Raw records
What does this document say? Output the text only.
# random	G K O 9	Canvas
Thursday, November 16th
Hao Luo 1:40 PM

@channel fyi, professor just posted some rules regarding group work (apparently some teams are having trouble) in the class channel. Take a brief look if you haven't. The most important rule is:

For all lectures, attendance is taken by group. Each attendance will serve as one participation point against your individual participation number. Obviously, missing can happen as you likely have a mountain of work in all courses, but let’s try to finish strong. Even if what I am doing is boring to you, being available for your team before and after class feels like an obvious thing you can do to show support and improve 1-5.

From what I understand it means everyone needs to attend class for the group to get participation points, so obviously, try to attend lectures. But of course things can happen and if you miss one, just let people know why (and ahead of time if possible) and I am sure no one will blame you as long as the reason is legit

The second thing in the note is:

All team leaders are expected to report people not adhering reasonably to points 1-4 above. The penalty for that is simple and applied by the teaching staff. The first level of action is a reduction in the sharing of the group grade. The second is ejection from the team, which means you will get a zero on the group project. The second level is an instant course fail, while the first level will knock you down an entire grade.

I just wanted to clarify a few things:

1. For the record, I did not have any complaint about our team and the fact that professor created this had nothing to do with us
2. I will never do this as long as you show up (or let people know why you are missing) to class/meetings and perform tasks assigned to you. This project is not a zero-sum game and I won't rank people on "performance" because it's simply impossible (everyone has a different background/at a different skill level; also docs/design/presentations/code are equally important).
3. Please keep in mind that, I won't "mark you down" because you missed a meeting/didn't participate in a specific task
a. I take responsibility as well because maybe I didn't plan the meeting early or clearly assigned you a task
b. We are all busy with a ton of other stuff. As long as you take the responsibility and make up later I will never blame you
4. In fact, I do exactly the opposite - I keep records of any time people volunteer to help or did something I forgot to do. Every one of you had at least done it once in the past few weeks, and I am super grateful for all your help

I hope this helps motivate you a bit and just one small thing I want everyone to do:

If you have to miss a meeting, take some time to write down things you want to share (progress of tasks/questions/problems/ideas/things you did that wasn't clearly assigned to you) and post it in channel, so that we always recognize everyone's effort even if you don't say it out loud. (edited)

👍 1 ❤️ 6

What is needed -
Identify and copy all lines with the word "because".

Task solution -
2. I will never do this as long as you show up (or let people know why you are missing) to class/meetings and perform tasks assigned to you. This project is not a zero-sum game and I won't rank people on "performance" because it's simply impossible (everyone has a different background/at a different skill level; also docs/design/presentations/code are equally important).
3. Please keep in mind that, I won't "mark you down" because you missed a meeting/didn't participate in a specific task
a. I take responsibility as well because maybe I didn't plan the meeting early or clearly assigned you a task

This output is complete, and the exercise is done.